• TASK OBJECTIVE
Quote the whole listing exactly. Leave the pictures out of your copy.

• SUPPLIED INFORMATION
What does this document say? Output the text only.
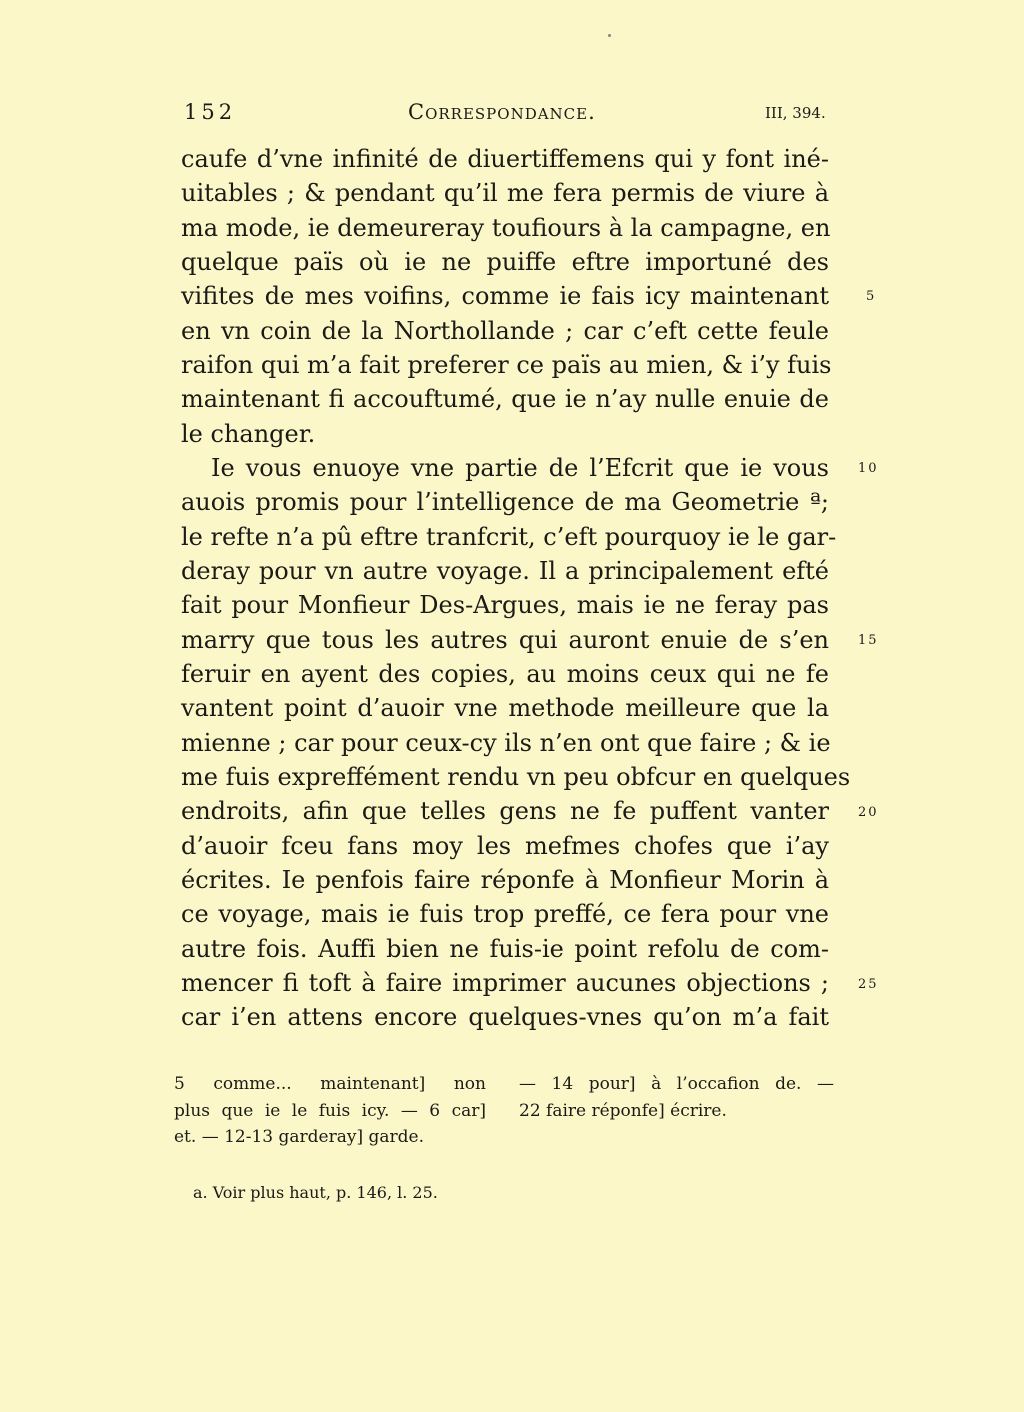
152	Correspondance.	III, 394.
caufe d’vne infinité de diuertiffemens qui y font iné-
uitables ; & pendant qu’il me fera permis de viure à
ma mode, ie demeureray toufiours à la campagne, en
quelque païs où ie ne puiffe eftre importuné des
vifites de mes voifins, comme ie fais icy maintenant
en vn coin de la Northollande ; car c’eft cette feule
raifon qui m’a fait preferer ce païs au mien, & i’y fuis
maintenant fi accouftumé, que ie n’ay nulle enuie de
le changer.
Ie vous enuoye vne partie de l’Efcrit que ie vous
auois promis pour l’intelligence de ma Geometrie ª;
le refte n’a pû eftre tranfcrit, c’eft pourquoy ie le gar-
deray pour vn autre voyage. Il a principalement efté
fait pour Monfieur Des-Argues, mais ie ne feray pas
marry que tous les autres qui auront enuie de s’en
feruir en ayent des copies, au moins ceux qui ne fe
vantent point d’auoir vne methode meilleure que la
mienne ; car pour ceux-cy ils n’en ont que faire ; & ie
me fuis expreffément rendu vn peu obfcur en quelques
endroits, afin que telles gens ne fe puffent vanter
d’auoir fceu fans moy les mefmes chofes que i’ay
écrites. Ie penfois faire réponfe à Monfieur Morin à
ce voyage, mais ie fuis trop preffé, ce fera pour vne
autre fois. Auffi bien ne fuis-ie point refolu de com-
mencer fi toft à faire imprimer aucunes objections ;
car i’en attens encore quelques-vnes qu’on m’a fait
5
10
15
20
25
5 comme... maintenant] non
plus que ie le fuis icy. — 6 car]
et. — 12-13 garderay] garde.
— 14 pour] à l’occafion de. —
22 faire réponfe] écrire.
a. Voir plus haut, p. 146, l. 25.
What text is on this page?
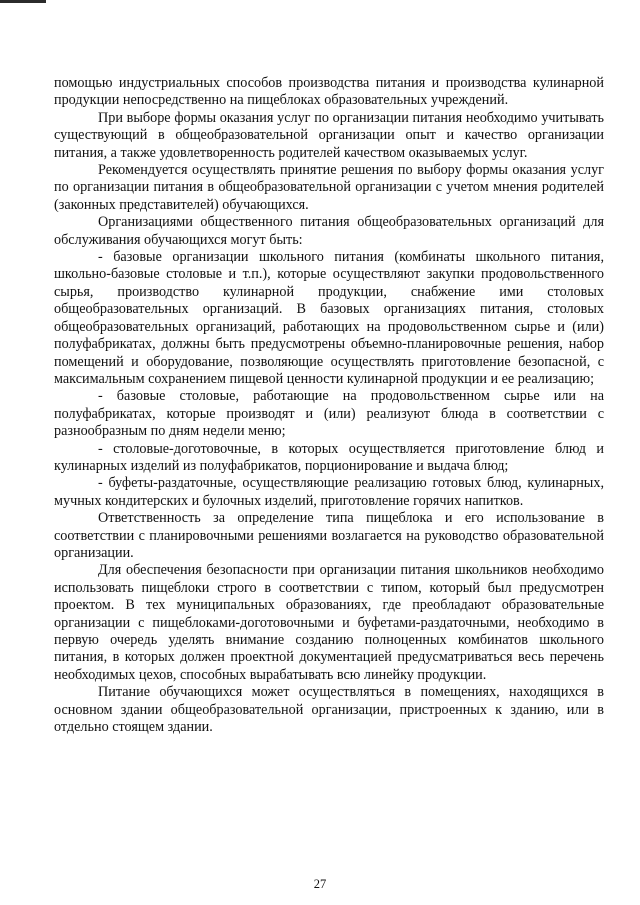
помощью индустриальных способов производства питания и производства кулинарной продукции непосредственно на пищеблоках образовательных учреждений.

При выборе формы оказания услуг по организации питания необходимо учитывать существующий в общеобразовательной организации опыт и качество организации питания, а также удовлетворенность родителей качеством оказываемых услуг.

Рекомендуется осуществлять принятие решения по выбору формы оказания услуг по организации питания в общеобразовательной организации с учетом мнения родителей (законных представителей) обучающихся.

Организациями общественного питания общеобразовательных организаций для обслуживания обучающихся могут быть:

- базовые организации школьного питания (комбинаты школьного питания, школьно-базовые столовые и т.п.), которые осуществляют закупки продовольственного сырья, производство кулинарной продукции, снабжение ими столовых общеобразовательных организаций. В базовых организациях питания, столовых общеобразовательных организаций, работающих на продовольственном сырье и (или) полуфабрикатах, должны быть предусмотрены объемно-планировочные решения, набор помещений и оборудование, позволяющие осуществлять приготовление безопасной, с максимальным сохранением пищевой ценности кулинарной продукции и ее реализацию;

- базовые столовые, работающие на продовольственном сырье или на полуфабрикатах, которые производят и (или) реализуют блюда в соответствии с разнообразным по дням недели меню;

- столовые-доготовочные, в которых осуществляется приготовление блюд и кулинарных изделий из полуфабрикатов, порционирование и выдача блюд;

- буфеты-раздаточные, осуществляющие реализацию готовых блюд, кулинарных, мучных кондитерских и булочных изделий, приготовление горячих напитков.

Ответственность за определение типа пищеблока и его использование в соответствии с планировочными решениями возлагается на руководство образовательной организации.

Для обеспечения безопасности при организации питания школьников необходимо использовать пищеблоки строго в соответствии с типом, который был предусмотрен проектом. В тех муниципальных образованиях, где преобладают образовательные организации с пищеблоками-доготовочными и буфетами-раздаточными, необходимо в первую очередь уделять внимание созданию полноценных комбинатов школьного питания, в которых должен проектной документацией предусматриваться весь перечень необходимых цехов, способных вырабатывать всю линейку продукции.

Питание обучающихся может осуществляться в помещениях, находящихся в основном здании общеобразовательной организации, пристроенных к зданию, или в отдельно стоящем здании.

27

• RESULT OF THE TASK
What does this document say? Output the text only.
152	Correspondance.	III, 394.
caufe d’vne infinité de diuertiffemens qui y font iné-
uitables ; & pendant qu’il me fera permis de viure à
ma mode, ie demeureray toufiours à la campagne, en
quelque païs où ie ne puiffe eftre importuné des
vifites de mes voifins, comme ie fais icy maintenant
en vn coin de la Northollande ; car c’eft cette feule
raifon qui m’a fait preferer ce païs au mien, & i’y fuis
maintenant fi accouftumé, que ie n’ay nulle enuie de
le changer.
Ie vous enuoye vne partie de l’Efcrit que ie vous
auois promis pour l’intelligence de ma Geometrie ª;
le refte n’a pû eftre tranfcrit, c’eft pourquoy ie le gar-
deray pour vn autre voyage. Il a principalement efté
fait pour Monfieur Des-Argues, mais ie ne feray pas
marry que tous les autres qui auront enuie de s’en
feruir en ayent des copies, au moins ceux qui ne fe
vantent point d’auoir vne methode meilleure que la
mienne ; car pour ceux-cy ils n’en ont que faire ; & ie
me fuis expreffément rendu vn peu obfcur en quelques
endroits, afin que telles gens ne fe puffent vanter
d’auoir fceu fans moy les mefmes chofes que i’ay
écrites. Ie penfois faire réponfe à Monfieur Morin à
ce voyage, mais ie fuis trop preffé, ce fera pour vne
autre fois. Auffi bien ne fuis-ie point refolu de com-
mencer fi toft à faire imprimer aucunes objections ;
car i’en attens encore quelques-vnes qu’on m’a fait
5
10
15
20
25
5 comme... maintenant] non
plus que ie le fuis icy. — 6 car]
et. — 12-13 garderay] garde.
— 14 pour] à l’occafion de. —
22 faire réponfe] écrire.
a. Voir plus haut, p. 146, l. 25.
What text is on this page?
помощью индустриальных способов производства питания и производства кулинарной продукции непосредственно на пищеблоках образовательных учреждений.

При выборе формы оказания услуг по организации питания необходимо учитывать существующий в общеобразовательной организации опыт и качество организации питания, а также удовлетворенность родителей качеством оказываемых услуг.

Рекомендуется осуществлять принятие решения по выбору формы оказания услуг по организации питания в общеобразовательной организации с учетом мнения родителей (законных представителей) обучающихся.

Организациями общественного питания общеобразовательных организаций для обслуживания обучающихся могут быть:

- базовые организации школьного питания (комбинаты школьного питания, школьно-базовые столовые и т.п.), которые осуществляют закупки продовольственного сырья, производство кулинарной продукции, снабжение ими столовых общеобразовательных организаций. В базовых организациях питания, столовых общеобразовательных организаций, работающих на продовольственном сырье и (или) полуфабрикатах, должны быть предусмотрены объемно-планировочные решения, набор помещений и оборудование, позволяющие осуществлять приготовление безопасной, с максимальным сохранением пищевой ценности кулинарной продукции и ее реализацию;

- базовые столовые, работающие на продовольственном сырье или на полуфабрикатах, которые производят и (или) реализуют блюда в соответствии с разнообразным по дням недели меню;

- столовые-доготовочные, в которых осуществляется приготовление блюд и кулинарных изделий из полуфабрикатов, порционирование и выдача блюд;

- буфеты-раздаточные, осуществляющие реализацию готовых блюд, кулинарных, мучных кондитерских и булочных изделий, приготовление горячих напитков.

Ответственность за определение типа пищеблока и его использование в соответствии с планировочными решениями возлагается на руководство образовательной организации.

Для обеспечения безопасности при организации питания школьников необходимо использовать пищеблоки строго в соответствии с типом, который был предусмотрен проектом. В тех муниципальных образованиях, где преобладают образовательные организации с пищеблоками-доготовочными и буфетами-раздаточными, необходимо в первую очередь уделять внимание созданию полноценных комбинатов школьного питания, в которых должен проектной документацией предусматриваться весь перечень необходимых цехов, способных вырабатывать всю линейку продукции.

Питание обучающихся может осуществляться в помещениях, находящихся в основном здании общеобразовательной организации, пристроенных к зданию, или в отдельно стоящем здании.

27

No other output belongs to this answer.